STATED EXERCISE: Count every line where "kontrole" shows up, and give that number only.

☆ ☆ ☆

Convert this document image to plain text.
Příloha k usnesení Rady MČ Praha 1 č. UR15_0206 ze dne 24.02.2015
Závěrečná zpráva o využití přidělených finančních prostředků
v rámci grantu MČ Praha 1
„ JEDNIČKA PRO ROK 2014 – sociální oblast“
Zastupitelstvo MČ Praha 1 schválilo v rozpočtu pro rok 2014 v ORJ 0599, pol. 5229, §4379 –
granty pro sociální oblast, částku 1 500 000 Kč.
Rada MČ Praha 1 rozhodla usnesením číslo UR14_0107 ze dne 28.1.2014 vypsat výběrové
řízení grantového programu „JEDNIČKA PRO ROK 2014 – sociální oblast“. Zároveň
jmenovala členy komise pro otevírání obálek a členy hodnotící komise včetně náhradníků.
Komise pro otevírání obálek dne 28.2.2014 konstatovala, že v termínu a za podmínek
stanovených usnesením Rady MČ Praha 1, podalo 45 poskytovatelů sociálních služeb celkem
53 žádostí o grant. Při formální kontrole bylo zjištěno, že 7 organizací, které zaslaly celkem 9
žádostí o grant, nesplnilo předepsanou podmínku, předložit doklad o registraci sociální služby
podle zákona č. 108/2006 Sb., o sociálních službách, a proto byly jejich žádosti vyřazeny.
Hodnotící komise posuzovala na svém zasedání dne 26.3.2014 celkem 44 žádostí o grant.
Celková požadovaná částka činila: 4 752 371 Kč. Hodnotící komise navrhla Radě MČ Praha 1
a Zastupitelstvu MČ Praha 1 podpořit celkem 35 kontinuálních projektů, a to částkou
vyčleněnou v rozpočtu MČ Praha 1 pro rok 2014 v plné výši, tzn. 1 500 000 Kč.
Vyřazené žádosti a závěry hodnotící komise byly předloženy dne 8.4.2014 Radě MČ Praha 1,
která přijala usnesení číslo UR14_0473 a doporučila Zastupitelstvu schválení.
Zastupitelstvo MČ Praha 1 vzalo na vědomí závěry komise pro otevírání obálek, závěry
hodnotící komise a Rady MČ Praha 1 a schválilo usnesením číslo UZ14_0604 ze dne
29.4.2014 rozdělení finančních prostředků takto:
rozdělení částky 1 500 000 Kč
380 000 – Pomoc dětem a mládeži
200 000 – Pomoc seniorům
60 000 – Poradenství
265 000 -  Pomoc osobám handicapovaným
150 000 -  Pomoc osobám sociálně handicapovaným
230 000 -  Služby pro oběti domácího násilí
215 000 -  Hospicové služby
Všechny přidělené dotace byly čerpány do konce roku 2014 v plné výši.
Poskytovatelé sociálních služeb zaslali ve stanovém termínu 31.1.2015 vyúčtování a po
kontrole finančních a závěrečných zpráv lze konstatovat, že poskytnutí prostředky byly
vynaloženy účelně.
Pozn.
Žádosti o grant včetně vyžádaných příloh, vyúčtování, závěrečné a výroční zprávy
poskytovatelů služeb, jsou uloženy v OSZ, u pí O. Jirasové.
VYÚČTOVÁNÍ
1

☆ ☆ ☆

SOLUTION FOR THIS TASK: 2